> **GIVEN INSTRUCTION**
Find the string "detached" in the listing and report every line that has it.

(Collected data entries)

== == ==

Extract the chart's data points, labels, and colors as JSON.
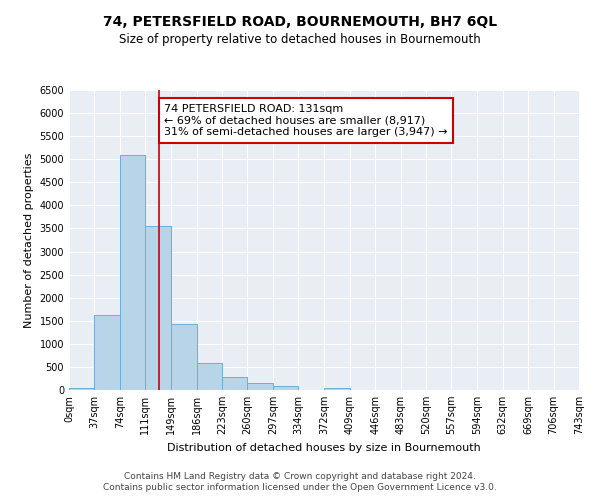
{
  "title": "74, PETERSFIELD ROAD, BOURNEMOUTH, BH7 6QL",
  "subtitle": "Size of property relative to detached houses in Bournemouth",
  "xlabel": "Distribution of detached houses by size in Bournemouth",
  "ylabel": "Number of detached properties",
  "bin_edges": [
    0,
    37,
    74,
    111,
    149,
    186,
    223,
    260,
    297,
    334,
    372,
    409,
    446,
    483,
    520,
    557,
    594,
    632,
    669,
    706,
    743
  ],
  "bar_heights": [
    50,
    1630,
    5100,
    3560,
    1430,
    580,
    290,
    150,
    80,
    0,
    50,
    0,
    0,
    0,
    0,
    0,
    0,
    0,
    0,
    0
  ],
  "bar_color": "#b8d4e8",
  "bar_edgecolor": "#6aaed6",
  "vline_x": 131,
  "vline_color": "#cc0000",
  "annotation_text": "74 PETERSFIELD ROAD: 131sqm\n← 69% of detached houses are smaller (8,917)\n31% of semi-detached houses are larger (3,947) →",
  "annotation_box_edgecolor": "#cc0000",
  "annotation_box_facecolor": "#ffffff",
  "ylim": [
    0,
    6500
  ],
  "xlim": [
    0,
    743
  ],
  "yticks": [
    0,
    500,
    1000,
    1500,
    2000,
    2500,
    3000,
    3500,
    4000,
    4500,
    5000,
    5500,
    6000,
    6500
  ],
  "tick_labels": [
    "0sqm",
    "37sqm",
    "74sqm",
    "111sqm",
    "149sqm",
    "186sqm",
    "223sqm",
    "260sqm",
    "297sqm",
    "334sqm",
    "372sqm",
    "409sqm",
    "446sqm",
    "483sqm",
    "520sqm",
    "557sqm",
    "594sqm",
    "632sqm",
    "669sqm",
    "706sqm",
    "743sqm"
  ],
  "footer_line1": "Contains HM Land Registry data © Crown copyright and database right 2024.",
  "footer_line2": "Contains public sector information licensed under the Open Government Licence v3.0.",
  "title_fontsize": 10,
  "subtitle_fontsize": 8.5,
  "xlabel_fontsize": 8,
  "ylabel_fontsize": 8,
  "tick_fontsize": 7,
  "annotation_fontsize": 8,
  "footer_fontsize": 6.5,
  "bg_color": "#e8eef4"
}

== == ==

> **REPLY TO THE TASK**
  "subtitle": "Size of property relative to detached houses in Bournemouth",
  "xlabel": "Distribution of detached houses by size in Bournemouth",
  "ylabel": "Number of detached properties",
  "annotation_text": "74 PETERSFIELD ROAD: 131sqm\n← 69% of detached houses are smaller (8,917)\n31% of semi-detached houses are larger (3,947) →",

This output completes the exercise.